* start *
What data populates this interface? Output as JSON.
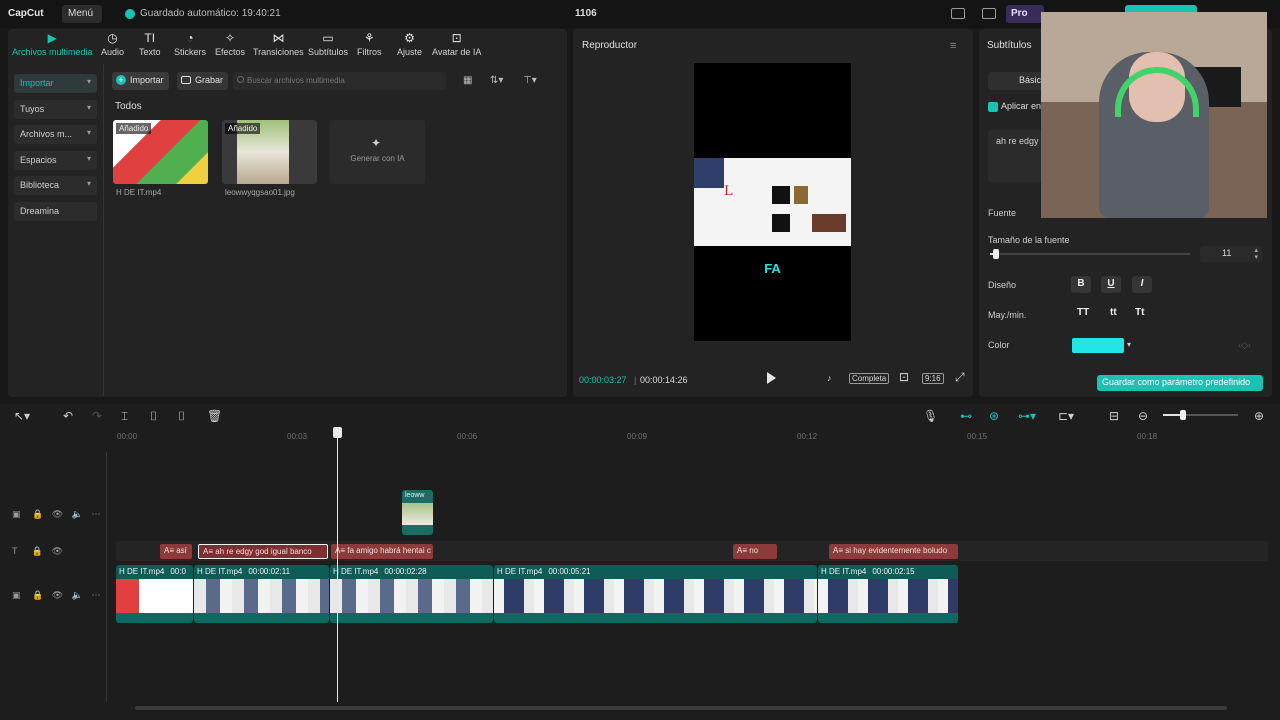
{
  "app": {
    "logo": "CapCut",
    "menu": "Menú",
    "autosave": "Guardado automático: 19:40:21",
    "project": "1106",
    "pro_label": "Pro"
  },
  "media_tabs": [
    {
      "label": "Archivos multimedia",
      "icon": "media-icon",
      "active": true
    },
    {
      "label": "Audio",
      "icon": "audio-icon"
    },
    {
      "label": "Texto",
      "icon": "text-icon"
    },
    {
      "label": "Stickers",
      "icon": "sticker-icon"
    },
    {
      "label": "Efectos",
      "icon": "effects-icon"
    },
    {
      "label": "Transiciones",
      "icon": "transition-icon"
    },
    {
      "label": "Subtítulos",
      "icon": "subtitles-icon"
    },
    {
      "label": "Filtros",
      "icon": "filter-icon"
    },
    {
      "label": "Ajuste",
      "icon": "adjust-icon"
    },
    {
      "label": "Avatar de IA",
      "icon": "avatar-icon"
    }
  ],
  "sidebar": [
    {
      "label": "Importar",
      "active": true
    },
    {
      "label": "Tuyos"
    },
    {
      "label": "Archivos m..."
    },
    {
      "label": "Espacios"
    },
    {
      "label": "Biblioteca"
    },
    {
      "label": "Dreamina"
    }
  ],
  "media": {
    "import_btn": "Importar",
    "record_btn": "Grabar",
    "search_placeholder": "Buscar archivos multimedia",
    "section": "Todos",
    "items": [
      {
        "name": "H DE IT.mp4",
        "tag": "Añadido"
      },
      {
        "name": "leowwyqgsao01.jpg",
        "tag": "Añadido"
      }
    ],
    "generate": "Generar con IA"
  },
  "player": {
    "title": "Reproductor",
    "overlay_text": "FA",
    "time_current": "00:00:03:27",
    "time_total": "00:00:14:26",
    "ratio_label": "Completa",
    "aspect_label": "9:16"
  },
  "props": {
    "title": "Subtítulos",
    "tab_basic": "Básic",
    "apply_label": "Aplicar en",
    "text_value": "ah re edgy",
    "font_label": "Fuente",
    "size_label": "Tamaño de la fuente",
    "size_value": "11",
    "size_fraction": 0.03,
    "design_label": "Diseño",
    "bold": "B",
    "underline": "U",
    "italic": "I",
    "case_label": "May./min.",
    "case_upper": "TT",
    "case_lower": "tt",
    "case_title": "Tt",
    "color_label": "Color",
    "color_value": "#22e5e8",
    "save_preset": "Guardar como parámetro predefinido"
  },
  "timeline": {
    "ruler": [
      "00:00",
      "00:03",
      "00:06",
      "00:09",
      "00:12",
      "00:15",
      "00:18"
    ],
    "image_clip": "leoww",
    "text_clips": [
      {
        "label": "así"
      },
      {
        "label": "ah re edgy god igual banco",
        "selected": true
      },
      {
        "label": "fa amigo habrá hentai c"
      },
      {
        "label": "no"
      },
      {
        "label": "si hay evidentemente boludo"
      }
    ],
    "video_clips": [
      {
        "name": "H DE IT.mp4",
        "dur": "00:0"
      },
      {
        "name": "H DE IT.mp4",
        "dur": "00:00:02:11"
      },
      {
        "name": "H DE IT.mp4",
        "dur": "00:00:02:28"
      },
      {
        "name": "H DE IT.mp4",
        "dur": "00:00:05:21"
      },
      {
        "name": "H DE IT.mp4",
        "dur": "00:00:02:15"
      }
    ]
  },
  "colors": {
    "accent": "#19c3b4",
    "text_clip": "#8c3a3a",
    "video_clip": "#0f5b55"
  }
}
* end *
| Exercise |
Look for the word "multimedia" and return every line where it occurs.

| Task output |
      "label": "Archivos multimedia",
    "search_placeholder": "Buscar archivos multimedia",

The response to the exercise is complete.